#### Task to complete:
Tally the lines holding the string "name" and reply with that number alone.

═══ Data listing

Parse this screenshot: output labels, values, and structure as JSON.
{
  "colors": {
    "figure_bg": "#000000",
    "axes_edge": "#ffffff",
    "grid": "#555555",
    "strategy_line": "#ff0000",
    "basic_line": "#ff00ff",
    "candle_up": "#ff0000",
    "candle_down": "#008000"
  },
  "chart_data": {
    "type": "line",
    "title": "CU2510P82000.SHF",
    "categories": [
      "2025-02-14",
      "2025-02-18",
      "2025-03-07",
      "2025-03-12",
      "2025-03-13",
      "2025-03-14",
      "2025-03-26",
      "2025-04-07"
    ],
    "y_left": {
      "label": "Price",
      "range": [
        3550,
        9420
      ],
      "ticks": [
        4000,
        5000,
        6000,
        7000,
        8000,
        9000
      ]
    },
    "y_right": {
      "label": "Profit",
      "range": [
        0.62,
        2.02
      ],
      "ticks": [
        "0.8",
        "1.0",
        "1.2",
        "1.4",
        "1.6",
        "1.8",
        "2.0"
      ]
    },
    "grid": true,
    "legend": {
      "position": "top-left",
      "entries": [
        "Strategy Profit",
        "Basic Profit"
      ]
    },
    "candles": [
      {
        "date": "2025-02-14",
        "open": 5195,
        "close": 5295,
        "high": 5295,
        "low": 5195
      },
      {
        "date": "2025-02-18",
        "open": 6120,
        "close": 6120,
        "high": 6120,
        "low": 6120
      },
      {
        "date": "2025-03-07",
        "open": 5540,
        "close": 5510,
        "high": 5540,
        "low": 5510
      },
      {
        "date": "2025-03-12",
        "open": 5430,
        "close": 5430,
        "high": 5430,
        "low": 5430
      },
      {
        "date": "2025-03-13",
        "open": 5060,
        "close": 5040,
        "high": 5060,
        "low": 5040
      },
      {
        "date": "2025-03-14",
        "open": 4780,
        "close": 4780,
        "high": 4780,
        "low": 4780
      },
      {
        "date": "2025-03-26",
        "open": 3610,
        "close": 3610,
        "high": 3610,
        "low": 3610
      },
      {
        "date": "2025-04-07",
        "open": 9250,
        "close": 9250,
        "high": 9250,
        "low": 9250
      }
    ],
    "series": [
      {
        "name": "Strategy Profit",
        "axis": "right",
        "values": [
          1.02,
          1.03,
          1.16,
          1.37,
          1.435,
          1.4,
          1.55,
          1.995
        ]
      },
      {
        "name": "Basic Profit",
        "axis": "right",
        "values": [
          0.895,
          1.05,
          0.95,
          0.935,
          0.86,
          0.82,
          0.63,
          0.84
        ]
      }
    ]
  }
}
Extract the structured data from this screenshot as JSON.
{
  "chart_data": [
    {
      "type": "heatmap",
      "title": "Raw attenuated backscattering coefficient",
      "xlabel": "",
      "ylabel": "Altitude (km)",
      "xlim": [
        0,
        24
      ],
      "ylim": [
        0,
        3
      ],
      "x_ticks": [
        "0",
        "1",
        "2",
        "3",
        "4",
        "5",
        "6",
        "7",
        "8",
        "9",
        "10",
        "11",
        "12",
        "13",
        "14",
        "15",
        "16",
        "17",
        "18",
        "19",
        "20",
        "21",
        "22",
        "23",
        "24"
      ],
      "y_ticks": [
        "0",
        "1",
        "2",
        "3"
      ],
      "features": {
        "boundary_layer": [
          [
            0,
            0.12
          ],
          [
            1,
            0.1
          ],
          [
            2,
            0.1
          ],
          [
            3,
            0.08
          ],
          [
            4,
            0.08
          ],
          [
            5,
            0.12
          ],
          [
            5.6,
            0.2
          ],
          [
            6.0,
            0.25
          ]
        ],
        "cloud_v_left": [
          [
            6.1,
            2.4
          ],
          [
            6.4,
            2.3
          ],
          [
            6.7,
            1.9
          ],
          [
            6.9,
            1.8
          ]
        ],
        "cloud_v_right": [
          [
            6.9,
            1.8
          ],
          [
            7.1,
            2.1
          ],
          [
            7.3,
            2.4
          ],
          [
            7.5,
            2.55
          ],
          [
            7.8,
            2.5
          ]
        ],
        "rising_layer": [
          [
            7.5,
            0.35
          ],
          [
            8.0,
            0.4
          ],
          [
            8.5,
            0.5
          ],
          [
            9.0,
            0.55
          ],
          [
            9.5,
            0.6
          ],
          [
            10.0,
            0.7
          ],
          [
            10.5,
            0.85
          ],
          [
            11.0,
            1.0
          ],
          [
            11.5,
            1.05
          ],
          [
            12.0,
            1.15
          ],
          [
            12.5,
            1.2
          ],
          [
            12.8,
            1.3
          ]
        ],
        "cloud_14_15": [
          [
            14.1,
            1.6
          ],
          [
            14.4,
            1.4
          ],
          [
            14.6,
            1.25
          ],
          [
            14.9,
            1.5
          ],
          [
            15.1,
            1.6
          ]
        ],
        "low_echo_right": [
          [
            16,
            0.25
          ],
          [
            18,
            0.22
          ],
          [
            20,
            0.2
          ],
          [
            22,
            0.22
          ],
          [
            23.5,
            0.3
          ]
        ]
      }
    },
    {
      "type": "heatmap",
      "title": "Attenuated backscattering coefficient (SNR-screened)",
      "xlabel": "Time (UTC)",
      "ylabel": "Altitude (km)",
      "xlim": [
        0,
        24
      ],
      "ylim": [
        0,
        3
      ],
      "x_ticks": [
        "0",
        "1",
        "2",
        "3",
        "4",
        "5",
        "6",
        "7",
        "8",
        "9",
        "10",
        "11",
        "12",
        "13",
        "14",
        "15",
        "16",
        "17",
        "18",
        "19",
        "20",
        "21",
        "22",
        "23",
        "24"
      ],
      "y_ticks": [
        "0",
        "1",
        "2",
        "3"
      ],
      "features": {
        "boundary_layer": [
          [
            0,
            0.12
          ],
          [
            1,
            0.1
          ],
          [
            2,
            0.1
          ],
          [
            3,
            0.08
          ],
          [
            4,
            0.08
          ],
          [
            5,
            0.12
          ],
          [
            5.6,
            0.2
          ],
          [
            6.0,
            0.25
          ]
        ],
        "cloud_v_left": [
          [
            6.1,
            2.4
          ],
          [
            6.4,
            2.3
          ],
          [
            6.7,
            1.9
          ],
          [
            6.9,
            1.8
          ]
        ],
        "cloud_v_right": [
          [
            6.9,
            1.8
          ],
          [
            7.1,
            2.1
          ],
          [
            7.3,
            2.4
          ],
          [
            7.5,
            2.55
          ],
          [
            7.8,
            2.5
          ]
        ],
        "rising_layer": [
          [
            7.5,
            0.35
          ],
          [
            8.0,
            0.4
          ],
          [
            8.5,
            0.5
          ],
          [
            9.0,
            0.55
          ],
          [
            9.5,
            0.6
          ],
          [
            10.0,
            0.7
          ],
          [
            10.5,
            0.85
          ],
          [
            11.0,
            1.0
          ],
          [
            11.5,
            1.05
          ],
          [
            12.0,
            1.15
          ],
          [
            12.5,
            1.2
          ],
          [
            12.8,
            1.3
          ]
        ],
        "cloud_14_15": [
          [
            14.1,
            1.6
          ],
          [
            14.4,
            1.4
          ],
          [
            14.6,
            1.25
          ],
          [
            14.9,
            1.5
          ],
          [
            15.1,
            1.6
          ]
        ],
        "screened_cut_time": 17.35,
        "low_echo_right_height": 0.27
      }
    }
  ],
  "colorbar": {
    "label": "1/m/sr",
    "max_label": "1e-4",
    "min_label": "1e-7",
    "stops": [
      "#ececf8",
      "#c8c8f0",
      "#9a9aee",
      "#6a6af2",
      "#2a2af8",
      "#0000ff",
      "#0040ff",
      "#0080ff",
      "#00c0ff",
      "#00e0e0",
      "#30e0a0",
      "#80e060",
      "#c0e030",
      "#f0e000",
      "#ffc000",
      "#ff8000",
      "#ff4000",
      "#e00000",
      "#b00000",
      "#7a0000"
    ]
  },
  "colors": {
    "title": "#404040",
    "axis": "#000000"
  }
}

══════

#### Task response:
2